PROMPT ▸
Below is some material; set it all down exactly, apart from the pictures.

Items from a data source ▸
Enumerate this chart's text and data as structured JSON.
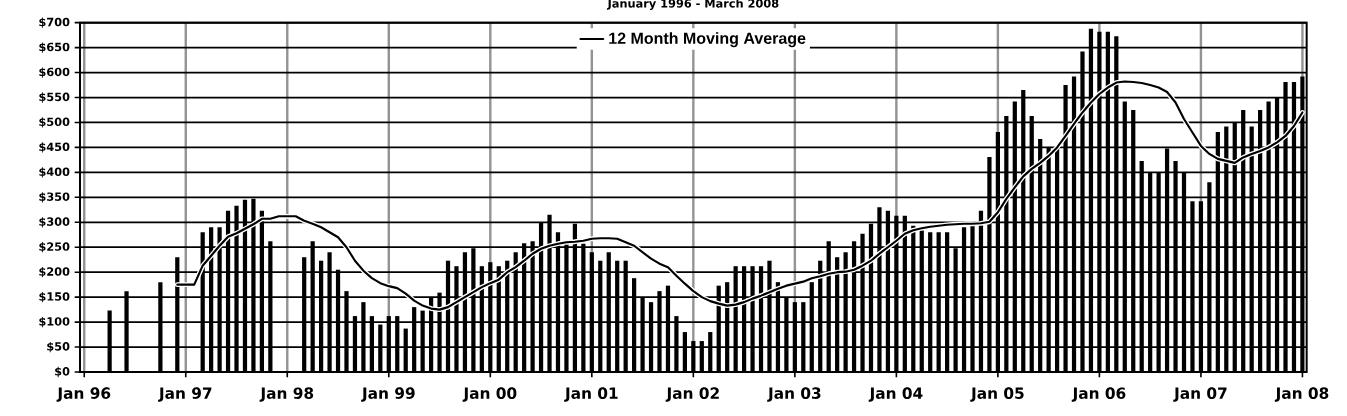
{
  "chart_data": {
    "type": "bar",
    "title": "January 1996 - March 2008",
    "categories": [
      "Jan 96",
      null,
      null,
      null,
      null,
      null,
      null,
      null,
      null,
      null,
      null,
      null,
      "Jan 97",
      null,
      null,
      null,
      null,
      null,
      null,
      null,
      null,
      null,
      null,
      null,
      "Jan 98",
      null,
      null,
      null,
      null,
      null,
      null,
      null,
      null,
      null,
      null,
      null,
      "Jan 99",
      null,
      null,
      null,
      null,
      null,
      null,
      null,
      null,
      null,
      null,
      null,
      "Jan 00",
      null,
      null,
      null,
      null,
      null,
      null,
      null,
      null,
      null,
      null,
      null,
      "Jan 01",
      null,
      null,
      null,
      null,
      null,
      null,
      null,
      null,
      null,
      null,
      null,
      "Jan 02",
      null,
      null,
      null,
      null,
      null,
      null,
      null,
      null,
      null,
      null,
      null,
      "Jan 03",
      null,
      null,
      null,
      null,
      null,
      null,
      null,
      null,
      null,
      null,
      null,
      "Jan 04",
      null,
      null,
      null,
      null,
      null,
      null,
      null,
      null,
      null,
      null,
      null,
      "Jan 05",
      null,
      null,
      null,
      null,
      null,
      null,
      null,
      null,
      null,
      null,
      null,
      "Jan 06",
      null,
      null,
      null,
      null,
      null,
      null,
      null,
      null,
      null,
      null,
      null,
      "Jan 07",
      null,
      null,
      null,
      null,
      null,
      null,
      null,
      null,
      null,
      null,
      null,
      "Jan 08"
    ],
    "series": [
      {
        "color": "#000000",
        "values": [
          null,
          null,
          null,
          123,
          null,
          162,
          null,
          null,
          null,
          180,
          null,
          230,
          null,
          null,
          280,
          290,
          290,
          323,
          333,
          345,
          347,
          323,
          262,
          null,
          null,
          null,
          230,
          262,
          223,
          240,
          205,
          162,
          112,
          140,
          112,
          95,
          112,
          112,
          87,
          130,
          123,
          149,
          159,
          223,
          212,
          240,
          248,
          212,
          220,
          212,
          223,
          240,
          258,
          262,
          300,
          315,
          280,
          262,
          297,
          257,
          240,
          223,
          240,
          223,
          223,
          188,
          150,
          140,
          162,
          173,
          112,
          80,
          62,
          62,
          80,
          173,
          180,
          212,
          212,
          212,
          212,
          223,
          180,
          150,
          140,
          140,
          180,
          223,
          262,
          230,
          240,
          262,
          277,
          297,
          330,
          323,
          313,
          313,
          293,
          290,
          280,
          280,
          280,
          248,
          290,
          295,
          323,
          431,
          481,
          513,
          542,
          565,
          513,
          467,
          450,
          450,
          575,
          592,
          642,
          688,
          682,
          682,
          673,
          542,
          525,
          423,
          400,
          400,
          448,
          423,
          400,
          342,
          342,
          380,
          481,
          492,
          500,
          525,
          492,
          525,
          542,
          550,
          581,
          581,
          592
        ]
      },
      {
        "type": "line",
        "name": "12 Month Moving Average",
        "color": "#000000",
        "values": [
          null,
          null,
          null,
          null,
          null,
          null,
          null,
          null,
          null,
          null,
          null,
          175,
          175,
          175,
          213,
          233,
          253,
          271,
          278,
          287,
          296,
          307,
          307,
          312,
          312,
          312,
          303,
          297,
          290,
          280,
          270,
          250,
          223,
          203,
          188,
          178,
          172,
          168,
          157,
          143,
          133,
          127,
          125,
          130,
          140,
          150,
          160,
          170,
          178,
          185,
          200,
          210,
          223,
          237,
          247,
          253,
          257,
          260,
          261,
          263,
          267,
          268,
          268,
          267,
          260,
          253,
          240,
          227,
          217,
          210,
          193,
          177,
          162,
          150,
          142,
          137,
          133,
          135,
          140,
          147,
          153,
          160,
          167,
          173,
          177,
          181,
          188,
          192,
          197,
          200,
          201,
          205,
          213,
          223,
          237,
          250,
          263,
          277,
          284,
          288,
          291,
          293,
          295,
          296,
          297,
          297,
          298,
          301,
          320,
          347,
          370,
          392,
          407,
          419,
          433,
          450,
          473,
          497,
          520,
          540,
          557,
          570,
          580,
          582,
          581,
          579,
          575,
          570,
          561,
          540,
          507,
          480,
          453,
          437,
          427,
          423,
          419,
          430,
          437,
          443,
          450,
          460,
          473,
          493,
          520
        ]
      }
    ],
    "ylim": [
      0,
      700
    ],
    "yticks": [
      {
        "value": 0,
        "label": "$0"
      },
      {
        "value": 50,
        "label": "$50"
      },
      {
        "value": 100,
        "label": "$100"
      },
      {
        "value": 150,
        "label": "$150"
      },
      {
        "value": 200,
        "label": "$200"
      },
      {
        "value": 250,
        "label": "$250"
      },
      {
        "value": 300,
        "label": "$300"
      },
      {
        "value": 350,
        "label": "$350"
      },
      {
        "value": 400,
        "label": "$400"
      },
      {
        "value": 450,
        "label": "$450"
      },
      {
        "value": 500,
        "label": "$500"
      },
      {
        "value": 550,
        "label": "$550"
      },
      {
        "value": 600,
        "label": "$600"
      },
      {
        "value": 650,
        "label": "$650"
      },
      {
        "value": 700,
        "label": "$700"
      }
    ],
    "grid": true,
    "legend": "top",
    "marker": "none",
    "line_style": "solid"
  }
}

SOLUTION ▸
Enumerate this chart's text and data as structured JSON.
{
  "chart_data": {
    "type": "bar",
    "title": "January 1996 - March 2008",
    "categories": [
      "Jan 96",
      null,
      null,
      null,
      null,
      null,
      null,
      null,
      null,
      null,
      null,
      null,
      "Jan 97",
      null,
      null,
      null,
      null,
      null,
      null,
      null,
      null,
      null,
      null,
      null,
      "Jan 98",
      null,
      null,
      null,
      null,
      null,
      null,
      null,
      null,
      null,
      null,
      null,
      "Jan 99",
      null,
      null,
      null,
      null,
      null,
      null,
      null,
      null,
      null,
      null,
      null,
      "Jan 00",
      null,
      null,
      null,
      null,
      null,
      null,
      null,
      null,
      null,
      null,
      null,
      "Jan 01",
      null,
      null,
      null,
      null,
      null,
      null,
      null,
      null,
      null,
      null,
      null,
      "Jan 02",
      null,
      null,
      null,
      null,
      null,
      null,
      null,
      null,
      null,
      null,
      null,
      "Jan 03",
      null,
      null,
      null,
      null,
      null,
      null,
      null,
      null,
      null,
      null,
      null,
      "Jan 04",
      null,
      null,
      null,
      null,
      null,
      null,
      null,
      null,
      null,
      null,
      null,
      "Jan 05",
      null,
      null,
      null,
      null,
      null,
      null,
      null,
      null,
      null,
      null,
      null,
      "Jan 06",
      null,
      null,
      null,
      null,
      null,
      null,
      null,
      null,
      null,
      null,
      null,
      "Jan 07",
      null,
      null,
      null,
      null,
      null,
      null,
      null,
      null,
      null,
      null,
      null,
      "Jan 08"
    ],
    "series": [
      {
        "color": "#000000",
        "values": [
          null,
          null,
          null,
          123,
          null,
          162,
          null,
          null,
          null,
          180,
          null,
          230,
          null,
          null,
          280,
          290,
          290,
          323,
          333,
          345,
          347,
          323,
          262,
          null,
          null,
          null,
          230,
          262,
          223,
          240,
          205,
          162,
          112,
          140,
          112,
          95,
          112,
          112,
          87,
          130,
          123,
          149,
          159,
          223,
          212,
          240,
          248,
          212,
          220,
          212,
          223,
          240,
          258,
          262,
          300,
          315,
          280,
          262,
          297,
          257,
          240,
          223,
          240,
          223,
          223,
          188,
          150,
          140,
          162,
          173,
          112,
          80,
          62,
          62,
          80,
          173,
          180,
          212,
          212,
          212,
          212,
          223,
          180,
          150,
          140,
          140,
          180,
          223,
          262,
          230,
          240,
          262,
          277,
          297,
          330,
          323,
          313,
          313,
          293,
          290,
          280,
          280,
          280,
          248,
          290,
          295,
          323,
          431,
          481,
          513,
          542,
          565,
          513,
          467,
          450,
          450,
          575,
          592,
          642,
          688,
          682,
          682,
          673,
          542,
          525,
          423,
          400,
          400,
          448,
          423,
          400,
          342,
          342,
          380,
          481,
          492,
          500,
          525,
          492,
          525,
          542,
          550,
          581,
          581,
          592
        ]
      },
      {
        "type": "line",
        "name": "12 Month Moving Average",
        "color": "#000000",
        "values": [
          null,
          null,
          null,
          null,
          null,
          null,
          null,
          null,
          null,
          null,
          null,
          175,
          175,
          175,
          213,
          233,
          253,
          271,
          278,
          287,
          296,
          307,
          307,
          312,
          312,
          312,
          303,
          297,
          290,
          280,
          270,
          250,
          223,
          203,
          188,
          178,
          172,
          168,
          157,
          143,
          133,
          127,
          125,
          130,
          140,
          150,
          160,
          170,
          178,
          185,
          200,
          210,
          223,
          237,
          247,
          253,
          257,
          260,
          261,
          263,
          267,
          268,
          268,
          267,
          260,
          253,
          240,
          227,
          217,
          210,
          193,
          177,
          162,
          150,
          142,
          137,
          133,
          135,
          140,
          147,
          153,
          160,
          167,
          173,
          177,
          181,
          188,
          192,
          197,
          200,
          201,
          205,
          213,
          223,
          237,
          250,
          263,
          277,
          284,
          288,
          291,
          293,
          295,
          296,
          297,
          297,
          298,
          301,
          320,
          347,
          370,
          392,
          407,
          419,
          433,
          450,
          473,
          497,
          520,
          540,
          557,
          570,
          580,
          582,
          581,
          579,
          575,
          570,
          561,
          540,
          507,
          480,
          453,
          437,
          427,
          423,
          419,
          430,
          437,
          443,
          450,
          460,
          473,
          493,
          520
        ]
      }
    ],
    "ylim": [
      0,
      700
    ],
    "yticks": [
      {
        "value": 0,
        "label": "$0"
      },
      {
        "value": 50,
        "label": "$50"
      },
      {
        "value": 100,
        "label": "$100"
      },
      {
        "value": 150,
        "label": "$150"
      },
      {
        "value": 200,
        "label": "$200"
      },
      {
        "value": 250,
        "label": "$250"
      },
      {
        "value": 300,
        "label": "$300"
      },
      {
        "value": 350,
        "label": "$350"
      },
      {
        "value": 400,
        "label": "$400"
      },
      {
        "value": 450,
        "label": "$450"
      },
      {
        "value": 500,
        "label": "$500"
      },
      {
        "value": 550,
        "label": "$550"
      },
      {
        "value": 600,
        "label": "$600"
      },
      {
        "value": 650,
        "label": "$650"
      },
      {
        "value": 700,
        "label": "$700"
      }
    ],
    "grid": true,
    "legend": "top",
    "marker": "none",
    "line_style": "solid"
  }
}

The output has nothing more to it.